- _WRITTEN EXERCISE_: Go through the entries and count the lines with the string "ylabel" in them. Give only that number.

┏━━

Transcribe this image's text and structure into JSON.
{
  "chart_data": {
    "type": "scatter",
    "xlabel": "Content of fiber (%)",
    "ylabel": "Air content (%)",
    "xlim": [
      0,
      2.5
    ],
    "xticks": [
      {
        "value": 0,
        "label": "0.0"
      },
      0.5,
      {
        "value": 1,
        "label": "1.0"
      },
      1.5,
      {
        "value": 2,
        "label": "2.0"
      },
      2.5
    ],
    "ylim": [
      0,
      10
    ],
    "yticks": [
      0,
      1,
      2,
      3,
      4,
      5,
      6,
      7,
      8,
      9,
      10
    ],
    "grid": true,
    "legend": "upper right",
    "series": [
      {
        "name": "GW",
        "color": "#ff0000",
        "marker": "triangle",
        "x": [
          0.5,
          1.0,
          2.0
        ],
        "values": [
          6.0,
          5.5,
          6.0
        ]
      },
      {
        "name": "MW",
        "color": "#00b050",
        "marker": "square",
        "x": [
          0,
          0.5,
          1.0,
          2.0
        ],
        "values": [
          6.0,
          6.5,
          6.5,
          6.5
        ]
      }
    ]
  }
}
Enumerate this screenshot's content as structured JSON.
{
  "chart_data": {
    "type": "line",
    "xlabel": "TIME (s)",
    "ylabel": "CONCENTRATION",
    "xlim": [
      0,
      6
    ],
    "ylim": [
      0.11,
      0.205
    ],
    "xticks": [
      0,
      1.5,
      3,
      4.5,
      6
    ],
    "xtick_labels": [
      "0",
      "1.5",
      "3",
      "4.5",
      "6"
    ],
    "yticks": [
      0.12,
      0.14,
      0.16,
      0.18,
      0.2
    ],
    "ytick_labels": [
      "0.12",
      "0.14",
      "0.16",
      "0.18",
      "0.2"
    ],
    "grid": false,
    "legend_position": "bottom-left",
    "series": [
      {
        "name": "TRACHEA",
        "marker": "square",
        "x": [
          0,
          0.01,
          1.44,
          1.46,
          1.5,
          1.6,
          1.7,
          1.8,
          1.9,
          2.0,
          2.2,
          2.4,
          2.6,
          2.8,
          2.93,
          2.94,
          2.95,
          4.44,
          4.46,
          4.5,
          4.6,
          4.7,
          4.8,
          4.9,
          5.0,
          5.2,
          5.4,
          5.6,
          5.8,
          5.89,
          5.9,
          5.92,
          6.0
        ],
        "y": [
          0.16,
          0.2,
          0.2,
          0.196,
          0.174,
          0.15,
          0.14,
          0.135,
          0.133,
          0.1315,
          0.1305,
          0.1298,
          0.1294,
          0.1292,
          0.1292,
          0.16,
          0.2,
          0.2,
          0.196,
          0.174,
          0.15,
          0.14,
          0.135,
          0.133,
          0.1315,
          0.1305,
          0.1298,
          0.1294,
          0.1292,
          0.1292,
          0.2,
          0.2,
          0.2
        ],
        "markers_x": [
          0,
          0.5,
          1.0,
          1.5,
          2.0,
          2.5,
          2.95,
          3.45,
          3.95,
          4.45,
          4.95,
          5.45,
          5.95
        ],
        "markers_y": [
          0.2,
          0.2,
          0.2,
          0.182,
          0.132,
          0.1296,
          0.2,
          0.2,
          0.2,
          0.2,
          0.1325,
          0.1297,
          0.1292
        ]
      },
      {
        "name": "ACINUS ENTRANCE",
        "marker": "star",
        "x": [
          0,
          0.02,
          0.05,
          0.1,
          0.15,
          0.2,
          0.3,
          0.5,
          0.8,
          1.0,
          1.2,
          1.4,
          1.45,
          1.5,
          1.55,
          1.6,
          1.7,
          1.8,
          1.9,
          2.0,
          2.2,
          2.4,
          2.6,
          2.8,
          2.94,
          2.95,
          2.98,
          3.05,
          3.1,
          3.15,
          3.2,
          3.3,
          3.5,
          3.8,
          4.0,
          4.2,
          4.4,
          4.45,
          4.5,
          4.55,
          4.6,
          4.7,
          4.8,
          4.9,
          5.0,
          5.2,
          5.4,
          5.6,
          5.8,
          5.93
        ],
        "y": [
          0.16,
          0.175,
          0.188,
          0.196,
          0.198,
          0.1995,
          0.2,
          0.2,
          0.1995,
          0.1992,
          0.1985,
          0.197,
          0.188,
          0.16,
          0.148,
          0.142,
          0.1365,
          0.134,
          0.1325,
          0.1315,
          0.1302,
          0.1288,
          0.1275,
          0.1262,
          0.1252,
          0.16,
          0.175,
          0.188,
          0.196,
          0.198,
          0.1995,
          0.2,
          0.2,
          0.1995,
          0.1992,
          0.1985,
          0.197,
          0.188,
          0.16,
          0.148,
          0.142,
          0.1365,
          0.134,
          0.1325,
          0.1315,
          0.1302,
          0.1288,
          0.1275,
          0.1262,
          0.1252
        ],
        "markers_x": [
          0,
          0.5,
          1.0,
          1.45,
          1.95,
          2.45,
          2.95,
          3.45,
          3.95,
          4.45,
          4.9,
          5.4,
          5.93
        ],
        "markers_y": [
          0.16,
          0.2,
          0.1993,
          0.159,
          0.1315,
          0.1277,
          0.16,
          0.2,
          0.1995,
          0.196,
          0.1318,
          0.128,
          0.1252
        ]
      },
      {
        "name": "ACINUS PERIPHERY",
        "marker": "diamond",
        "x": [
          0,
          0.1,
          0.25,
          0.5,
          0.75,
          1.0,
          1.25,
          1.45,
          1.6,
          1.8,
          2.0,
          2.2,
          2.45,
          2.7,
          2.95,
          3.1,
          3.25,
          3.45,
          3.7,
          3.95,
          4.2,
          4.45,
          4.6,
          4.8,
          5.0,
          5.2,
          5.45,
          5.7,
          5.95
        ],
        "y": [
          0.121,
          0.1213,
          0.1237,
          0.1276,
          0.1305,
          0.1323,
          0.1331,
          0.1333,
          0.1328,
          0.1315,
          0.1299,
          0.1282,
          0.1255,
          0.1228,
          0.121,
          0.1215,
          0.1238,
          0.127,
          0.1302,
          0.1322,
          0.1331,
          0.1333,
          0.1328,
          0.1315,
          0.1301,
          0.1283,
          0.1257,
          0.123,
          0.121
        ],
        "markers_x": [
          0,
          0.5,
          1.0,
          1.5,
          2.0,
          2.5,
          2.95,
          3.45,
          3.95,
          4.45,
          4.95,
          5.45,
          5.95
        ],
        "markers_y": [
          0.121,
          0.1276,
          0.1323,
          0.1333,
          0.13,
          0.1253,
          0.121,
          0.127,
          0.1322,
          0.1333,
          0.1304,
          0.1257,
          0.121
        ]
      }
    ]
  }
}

┗━━

- _RESULT FOR THIS EXERCISE_: 2